- EXERCISE REQUIREMENTS
Read through the data and report every line in which the word "LDRg" occurs.

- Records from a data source

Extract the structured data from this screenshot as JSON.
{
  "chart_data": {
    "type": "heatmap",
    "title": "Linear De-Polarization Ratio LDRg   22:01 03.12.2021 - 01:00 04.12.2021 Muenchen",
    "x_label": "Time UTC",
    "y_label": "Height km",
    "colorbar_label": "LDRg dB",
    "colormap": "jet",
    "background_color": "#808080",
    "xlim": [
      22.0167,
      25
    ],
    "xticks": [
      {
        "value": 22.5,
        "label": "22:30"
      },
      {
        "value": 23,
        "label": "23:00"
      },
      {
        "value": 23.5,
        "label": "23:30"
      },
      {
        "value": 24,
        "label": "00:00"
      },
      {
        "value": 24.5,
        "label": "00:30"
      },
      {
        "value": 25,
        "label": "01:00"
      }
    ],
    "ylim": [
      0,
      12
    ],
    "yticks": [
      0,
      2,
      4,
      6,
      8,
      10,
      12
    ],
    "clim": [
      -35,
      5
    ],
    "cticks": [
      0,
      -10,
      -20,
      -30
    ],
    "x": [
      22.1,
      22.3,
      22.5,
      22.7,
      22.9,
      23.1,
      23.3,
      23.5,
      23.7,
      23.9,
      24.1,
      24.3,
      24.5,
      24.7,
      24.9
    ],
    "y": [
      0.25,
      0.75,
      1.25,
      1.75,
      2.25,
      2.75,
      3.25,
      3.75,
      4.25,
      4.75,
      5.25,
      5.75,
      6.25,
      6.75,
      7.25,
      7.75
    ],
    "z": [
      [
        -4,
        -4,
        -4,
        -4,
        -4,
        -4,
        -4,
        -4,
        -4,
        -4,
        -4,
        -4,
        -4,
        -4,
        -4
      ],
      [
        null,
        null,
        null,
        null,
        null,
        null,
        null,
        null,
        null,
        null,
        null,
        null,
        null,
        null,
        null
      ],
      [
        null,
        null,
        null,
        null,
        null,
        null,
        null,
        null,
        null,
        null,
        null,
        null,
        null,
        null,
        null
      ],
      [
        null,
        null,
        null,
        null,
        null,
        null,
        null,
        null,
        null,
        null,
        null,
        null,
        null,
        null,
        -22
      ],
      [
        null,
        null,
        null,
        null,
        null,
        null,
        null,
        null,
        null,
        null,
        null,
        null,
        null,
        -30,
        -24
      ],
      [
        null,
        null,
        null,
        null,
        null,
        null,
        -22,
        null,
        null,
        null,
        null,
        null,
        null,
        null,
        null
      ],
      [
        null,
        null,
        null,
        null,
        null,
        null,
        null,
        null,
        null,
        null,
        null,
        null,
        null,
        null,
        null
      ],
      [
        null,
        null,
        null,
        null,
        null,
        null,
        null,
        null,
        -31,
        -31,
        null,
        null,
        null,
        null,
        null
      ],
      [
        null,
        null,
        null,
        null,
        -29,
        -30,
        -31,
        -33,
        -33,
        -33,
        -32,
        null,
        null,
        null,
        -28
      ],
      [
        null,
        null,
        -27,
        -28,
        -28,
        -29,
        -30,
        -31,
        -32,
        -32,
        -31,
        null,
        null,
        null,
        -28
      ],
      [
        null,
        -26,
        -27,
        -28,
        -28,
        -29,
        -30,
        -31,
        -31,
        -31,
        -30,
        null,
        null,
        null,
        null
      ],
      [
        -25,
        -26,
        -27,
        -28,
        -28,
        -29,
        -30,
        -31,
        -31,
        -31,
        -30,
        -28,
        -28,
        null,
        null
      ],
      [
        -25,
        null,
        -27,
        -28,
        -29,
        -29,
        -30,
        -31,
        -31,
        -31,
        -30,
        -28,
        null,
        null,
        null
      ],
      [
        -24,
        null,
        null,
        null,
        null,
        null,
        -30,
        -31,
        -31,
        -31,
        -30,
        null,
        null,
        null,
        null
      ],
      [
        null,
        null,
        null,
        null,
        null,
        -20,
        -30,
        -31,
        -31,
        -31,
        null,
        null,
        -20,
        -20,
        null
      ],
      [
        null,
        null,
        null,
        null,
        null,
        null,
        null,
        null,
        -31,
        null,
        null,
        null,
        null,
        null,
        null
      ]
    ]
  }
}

- RESPONSE
    "title": "Linear De-Polarization Ratio LDRg   22:01 03.12.2021 - 01:00 04.12.2021 Muenchen",
    "colorbar_label": "LDRg dB",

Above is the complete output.